Word for word, repeat the entries, minus the pictures.

=== Provided records ===
-*-*-

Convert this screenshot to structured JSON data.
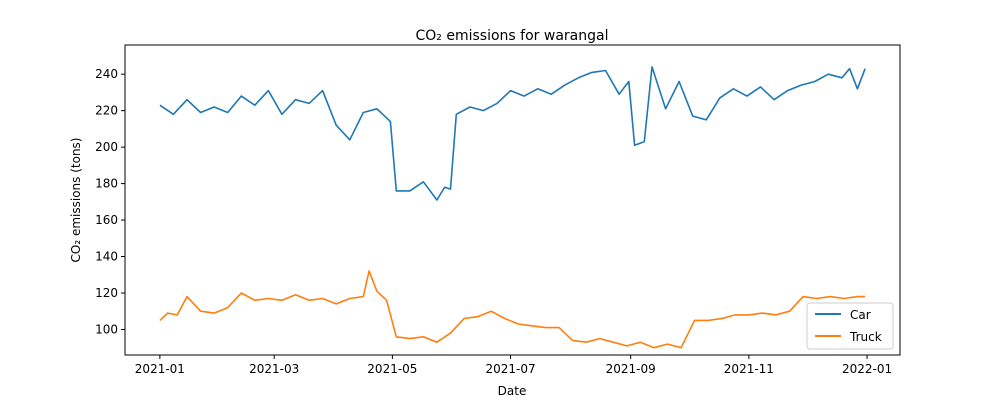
{
  "chart_data": {
    "type": "line",
    "title": "CO₂ emissions for warangal",
    "xlabel": "Date",
    "ylabel": "CO₂ emissions (tons)",
    "xlim": [
      "2020-12-14",
      "2022-01-18"
    ],
    "ylim": [
      86,
      256
    ],
    "x_ticks": [
      "2021-01-01",
      "2021-03-01",
      "2021-05-01",
      "2021-07-01",
      "2021-09-01",
      "2021-11-01",
      "2022-01-01"
    ],
    "x_tick_labels": [
      "2021-01",
      "2021-03",
      "2021-05",
      "2021-07",
      "2021-09",
      "2021-11",
      "2022-01"
    ],
    "y_ticks": [
      100,
      120,
      140,
      160,
      180,
      200,
      220,
      240
    ],
    "y_tick_labels": [
      "100",
      "120",
      "140",
      "160",
      "180",
      "200",
      "220",
      "240"
    ],
    "grid": false,
    "legend": "lower-right",
    "series": [
      {
        "name": "Car",
        "color": "#1f77b4",
        "x": [
          "2021-01-01",
          "2021-01-08",
          "2021-01-15",
          "2021-01-22",
          "2021-01-29",
          "2021-02-05",
          "2021-02-12",
          "2021-02-19",
          "2021-02-26",
          "2021-03-05",
          "2021-03-12",
          "2021-03-19",
          "2021-03-26",
          "2021-04-02",
          "2021-04-09",
          "2021-04-16",
          "2021-04-23",
          "2021-04-30",
          "2021-05-03",
          "2021-05-10",
          "2021-05-17",
          "2021-05-24",
          "2021-05-28",
          "2021-05-31",
          "2021-06-03",
          "2021-06-10",
          "2021-06-17",
          "2021-06-24",
          "2021-07-01",
          "2021-07-08",
          "2021-07-15",
          "2021-07-22",
          "2021-07-29",
          "2021-08-05",
          "2021-08-12",
          "2021-08-19",
          "2021-08-26",
          "2021-08-31",
          "2021-09-03",
          "2021-09-08",
          "2021-09-12",
          "2021-09-19",
          "2021-09-26",
          "2021-10-03",
          "2021-10-10",
          "2021-10-17",
          "2021-10-24",
          "2021-10-31",
          "2021-11-07",
          "2021-11-14",
          "2021-11-21",
          "2021-11-28",
          "2021-12-05",
          "2021-12-12",
          "2021-12-19",
          "2021-12-23",
          "2021-12-27",
          "2021-12-31"
        ],
        "y": [
          223,
          218,
          226,
          219,
          222,
          219,
          228,
          223,
          231,
          218,
          226,
          224,
          231,
          212,
          204,
          219,
          221,
          214,
          176,
          176,
          181,
          171,
          178,
          177,
          218,
          222,
          220,
          224,
          231,
          228,
          232,
          229,
          234,
          238,
          241,
          242,
          229,
          236,
          201,
          203,
          244,
          221,
          236,
          217,
          215,
          227,
          232,
          228,
          233,
          226,
          231,
          234,
          236,
          240,
          238,
          243,
          232,
          243
        ]
      },
      {
        "name": "Truck",
        "color": "#ff7f0e",
        "x": [
          "2021-01-01",
          "2021-01-05",
          "2021-01-10",
          "2021-01-15",
          "2021-01-22",
          "2021-01-29",
          "2021-02-05",
          "2021-02-12",
          "2021-02-19",
          "2021-02-26",
          "2021-03-05",
          "2021-03-12",
          "2021-03-19",
          "2021-03-26",
          "2021-04-02",
          "2021-04-09",
          "2021-04-16",
          "2021-04-19",
          "2021-04-23",
          "2021-04-28",
          "2021-05-03",
          "2021-05-10",
          "2021-05-17",
          "2021-05-24",
          "2021-05-31",
          "2021-06-07",
          "2021-06-14",
          "2021-06-21",
          "2021-06-28",
          "2021-07-05",
          "2021-07-12",
          "2021-07-19",
          "2021-07-26",
          "2021-08-02",
          "2021-08-09",
          "2021-08-16",
          "2021-08-23",
          "2021-08-30",
          "2021-09-06",
          "2021-09-13",
          "2021-09-20",
          "2021-09-27",
          "2021-10-04",
          "2021-10-11",
          "2021-10-18",
          "2021-10-25",
          "2021-11-01",
          "2021-11-08",
          "2021-11-15",
          "2021-11-22",
          "2021-11-29",
          "2021-12-06",
          "2021-12-13",
          "2021-12-20",
          "2021-12-27",
          "2021-12-31"
        ],
        "y": [
          105,
          109,
          108,
          118,
          110,
          109,
          112,
          120,
          116,
          117,
          116,
          119,
          116,
          117,
          114,
          117,
          118,
          132,
          121,
          116,
          96,
          95,
          96,
          93,
          98,
          106,
          107,
          110,
          106,
          103,
          102,
          101,
          101,
          94,
          93,
          95,
          93,
          91,
          93,
          90,
          92,
          90,
          105,
          105,
          106,
          108,
          108,
          109,
          108,
          110,
          118,
          117,
          118,
          117,
          118,
          118
        ]
      }
    ]
  }
}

-*-*-

=== The solution ===
Convert this screenshot to structured JSON data.
{
  "chart_data": {
    "type": "line",
    "title": "CO₂ emissions for warangal",
    "xlabel": "Date",
    "ylabel": "CO₂ emissions (tons)",
    "xlim": [
      "2020-12-14",
      "2022-01-18"
    ],
    "ylim": [
      86,
      256
    ],
    "x_ticks": [
      "2021-01-01",
      "2021-03-01",
      "2021-05-01",
      "2021-07-01",
      "2021-09-01",
      "2021-11-01",
      "2022-01-01"
    ],
    "x_tick_labels": [
      "2021-01",
      "2021-03",
      "2021-05",
      "2021-07",
      "2021-09",
      "2021-11",
      "2022-01"
    ],
    "y_ticks": [
      100,
      120,
      140,
      160,
      180,
      200,
      220,
      240
    ],
    "y_tick_labels": [
      "100",
      "120",
      "140",
      "160",
      "180",
      "200",
      "220",
      "240"
    ],
    "grid": false,
    "legend": "lower-right",
    "series": [
      {
        "name": "Car",
        "color": "#1f77b4",
        "x": [
          "2021-01-01",
          "2021-01-08",
          "2021-01-15",
          "2021-01-22",
          "2021-01-29",
          "2021-02-05",
          "2021-02-12",
          "2021-02-19",
          "2021-02-26",
          "2021-03-05",
          "2021-03-12",
          "2021-03-19",
          "2021-03-26",
          "2021-04-02",
          "2021-04-09",
          "2021-04-16",
          "2021-04-23",
          "2021-04-30",
          "2021-05-03",
          "2021-05-10",
          "2021-05-17",
          "2021-05-24",
          "2021-05-28",
          "2021-05-31",
          "2021-06-03",
          "2021-06-10",
          "2021-06-17",
          "2021-06-24",
          "2021-07-01",
          "2021-07-08",
          "2021-07-15",
          "2021-07-22",
          "2021-07-29",
          "2021-08-05",
          "2021-08-12",
          "2021-08-19",
          "2021-08-26",
          "2021-08-31",
          "2021-09-03",
          "2021-09-08",
          "2021-09-12",
          "2021-09-19",
          "2021-09-26",
          "2021-10-03",
          "2021-10-10",
          "2021-10-17",
          "2021-10-24",
          "2021-10-31",
          "2021-11-07",
          "2021-11-14",
          "2021-11-21",
          "2021-11-28",
          "2021-12-05",
          "2021-12-12",
          "2021-12-19",
          "2021-12-23",
          "2021-12-27",
          "2021-12-31"
        ],
        "y": [
          223,
          218,
          226,
          219,
          222,
          219,
          228,
          223,
          231,
          218,
          226,
          224,
          231,
          212,
          204,
          219,
          221,
          214,
          176,
          176,
          181,
          171,
          178,
          177,
          218,
          222,
          220,
          224,
          231,
          228,
          232,
          229,
          234,
          238,
          241,
          242,
          229,
          236,
          201,
          203,
          244,
          221,
          236,
          217,
          215,
          227,
          232,
          228,
          233,
          226,
          231,
          234,
          236,
          240,
          238,
          243,
          232,
          243
        ]
      },
      {
        "name": "Truck",
        "color": "#ff7f0e",
        "x": [
          "2021-01-01",
          "2021-01-05",
          "2021-01-10",
          "2021-01-15",
          "2021-01-22",
          "2021-01-29",
          "2021-02-05",
          "2021-02-12",
          "2021-02-19",
          "2021-02-26",
          "2021-03-05",
          "2021-03-12",
          "2021-03-19",
          "2021-03-26",
          "2021-04-02",
          "2021-04-09",
          "2021-04-16",
          "2021-04-19",
          "2021-04-23",
          "2021-04-28",
          "2021-05-03",
          "2021-05-10",
          "2021-05-17",
          "2021-05-24",
          "2021-05-31",
          "2021-06-07",
          "2021-06-14",
          "2021-06-21",
          "2021-06-28",
          "2021-07-05",
          "2021-07-12",
          "2021-07-19",
          "2021-07-26",
          "2021-08-02",
          "2021-08-09",
          "2021-08-16",
          "2021-08-23",
          "2021-08-30",
          "2021-09-06",
          "2021-09-13",
          "2021-09-20",
          "2021-09-27",
          "2021-10-04",
          "2021-10-11",
          "2021-10-18",
          "2021-10-25",
          "2021-11-01",
          "2021-11-08",
          "2021-11-15",
          "2021-11-22",
          "2021-11-29",
          "2021-12-06",
          "2021-12-13",
          "2021-12-20",
          "2021-12-27",
          "2021-12-31"
        ],
        "y": [
          105,
          109,
          108,
          118,
          110,
          109,
          112,
          120,
          116,
          117,
          116,
          119,
          116,
          117,
          114,
          117,
          118,
          132,
          121,
          116,
          96,
          95,
          96,
          93,
          98,
          106,
          107,
          110,
          106,
          103,
          102,
          101,
          101,
          94,
          93,
          95,
          93,
          91,
          93,
          90,
          92,
          90,
          105,
          105,
          106,
          108,
          108,
          109,
          108,
          110,
          118,
          117,
          118,
          117,
          118,
          118
        ]
      }
    ]
  }
}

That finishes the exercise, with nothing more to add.